___ Material ___

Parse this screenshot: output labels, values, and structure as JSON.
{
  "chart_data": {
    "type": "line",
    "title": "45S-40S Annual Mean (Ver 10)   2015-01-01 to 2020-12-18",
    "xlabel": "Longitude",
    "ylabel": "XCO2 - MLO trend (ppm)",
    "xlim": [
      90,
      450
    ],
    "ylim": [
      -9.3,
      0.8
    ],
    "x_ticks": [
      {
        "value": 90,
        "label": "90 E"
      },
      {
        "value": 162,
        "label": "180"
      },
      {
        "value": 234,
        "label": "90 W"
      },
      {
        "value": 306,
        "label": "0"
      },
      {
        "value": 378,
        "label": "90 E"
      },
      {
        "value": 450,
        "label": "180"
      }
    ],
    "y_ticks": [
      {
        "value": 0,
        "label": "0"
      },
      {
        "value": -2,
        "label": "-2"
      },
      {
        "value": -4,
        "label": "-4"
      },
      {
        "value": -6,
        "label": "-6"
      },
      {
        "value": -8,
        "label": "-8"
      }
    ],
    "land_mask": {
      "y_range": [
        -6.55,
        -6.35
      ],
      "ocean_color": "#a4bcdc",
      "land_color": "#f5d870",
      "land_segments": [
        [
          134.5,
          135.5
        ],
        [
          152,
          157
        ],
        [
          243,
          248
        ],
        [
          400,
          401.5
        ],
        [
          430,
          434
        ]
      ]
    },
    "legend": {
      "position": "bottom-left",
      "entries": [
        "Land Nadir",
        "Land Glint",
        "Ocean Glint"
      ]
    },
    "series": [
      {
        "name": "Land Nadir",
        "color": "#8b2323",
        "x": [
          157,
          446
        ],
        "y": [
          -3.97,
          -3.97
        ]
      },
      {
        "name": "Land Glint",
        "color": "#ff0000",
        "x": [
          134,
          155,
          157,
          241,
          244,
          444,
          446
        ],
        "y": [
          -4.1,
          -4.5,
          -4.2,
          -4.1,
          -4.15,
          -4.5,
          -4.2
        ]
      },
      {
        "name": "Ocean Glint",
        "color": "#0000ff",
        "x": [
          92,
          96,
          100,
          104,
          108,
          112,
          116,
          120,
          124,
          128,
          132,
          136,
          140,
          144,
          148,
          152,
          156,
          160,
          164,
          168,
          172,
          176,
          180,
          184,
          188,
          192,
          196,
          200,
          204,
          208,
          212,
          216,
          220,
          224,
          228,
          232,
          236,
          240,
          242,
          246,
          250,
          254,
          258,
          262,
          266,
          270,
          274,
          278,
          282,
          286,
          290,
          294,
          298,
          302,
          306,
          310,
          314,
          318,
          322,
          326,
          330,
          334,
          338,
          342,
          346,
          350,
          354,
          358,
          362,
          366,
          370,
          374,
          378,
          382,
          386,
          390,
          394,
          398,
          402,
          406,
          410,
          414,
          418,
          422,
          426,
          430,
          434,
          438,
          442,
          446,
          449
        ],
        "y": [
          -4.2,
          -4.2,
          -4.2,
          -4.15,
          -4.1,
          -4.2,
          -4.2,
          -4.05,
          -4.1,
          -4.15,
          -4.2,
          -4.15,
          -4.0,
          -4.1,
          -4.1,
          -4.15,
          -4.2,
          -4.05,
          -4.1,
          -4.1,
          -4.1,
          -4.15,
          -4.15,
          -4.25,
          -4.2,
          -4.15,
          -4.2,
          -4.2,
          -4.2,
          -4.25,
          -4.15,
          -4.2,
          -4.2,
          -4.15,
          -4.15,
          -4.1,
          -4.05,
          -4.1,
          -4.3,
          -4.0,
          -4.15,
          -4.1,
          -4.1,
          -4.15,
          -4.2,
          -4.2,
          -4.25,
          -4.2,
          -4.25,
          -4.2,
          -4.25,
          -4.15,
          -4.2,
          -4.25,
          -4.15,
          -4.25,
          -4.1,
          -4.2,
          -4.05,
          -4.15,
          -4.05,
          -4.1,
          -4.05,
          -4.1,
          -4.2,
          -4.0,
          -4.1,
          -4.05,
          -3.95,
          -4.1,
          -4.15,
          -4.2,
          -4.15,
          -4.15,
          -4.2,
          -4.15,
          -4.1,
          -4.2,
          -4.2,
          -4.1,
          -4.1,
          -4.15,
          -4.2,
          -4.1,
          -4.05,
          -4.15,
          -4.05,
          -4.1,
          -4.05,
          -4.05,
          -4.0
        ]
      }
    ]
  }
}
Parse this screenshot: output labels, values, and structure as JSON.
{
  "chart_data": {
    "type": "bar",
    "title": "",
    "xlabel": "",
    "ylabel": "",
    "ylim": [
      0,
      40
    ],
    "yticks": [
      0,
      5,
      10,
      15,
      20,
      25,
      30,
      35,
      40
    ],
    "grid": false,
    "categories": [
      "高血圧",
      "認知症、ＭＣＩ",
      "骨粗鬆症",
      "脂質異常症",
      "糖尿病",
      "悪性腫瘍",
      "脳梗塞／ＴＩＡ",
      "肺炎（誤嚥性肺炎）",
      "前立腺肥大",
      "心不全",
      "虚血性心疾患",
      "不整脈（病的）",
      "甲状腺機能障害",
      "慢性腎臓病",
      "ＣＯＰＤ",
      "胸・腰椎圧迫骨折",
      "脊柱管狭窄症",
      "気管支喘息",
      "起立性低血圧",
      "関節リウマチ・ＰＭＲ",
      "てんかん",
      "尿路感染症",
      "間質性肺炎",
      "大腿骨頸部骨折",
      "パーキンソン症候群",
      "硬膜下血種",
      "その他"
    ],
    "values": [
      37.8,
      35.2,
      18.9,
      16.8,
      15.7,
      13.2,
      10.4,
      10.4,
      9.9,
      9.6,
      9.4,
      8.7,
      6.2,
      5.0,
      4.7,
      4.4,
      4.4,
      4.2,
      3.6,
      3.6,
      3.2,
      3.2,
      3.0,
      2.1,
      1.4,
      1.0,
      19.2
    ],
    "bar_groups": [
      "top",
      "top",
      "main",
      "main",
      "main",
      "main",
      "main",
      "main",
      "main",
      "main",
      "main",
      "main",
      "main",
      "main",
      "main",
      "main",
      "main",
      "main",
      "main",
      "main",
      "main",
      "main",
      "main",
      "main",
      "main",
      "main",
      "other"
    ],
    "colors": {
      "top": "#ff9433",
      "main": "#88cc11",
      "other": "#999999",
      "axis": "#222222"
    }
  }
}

___

» Directive:
Search the records above for the string "name". Copy every line that contains it.

» Written response:
        "name": "Land Nadir",
        "name": "Land Glint",
        "name": "Ocean Glint",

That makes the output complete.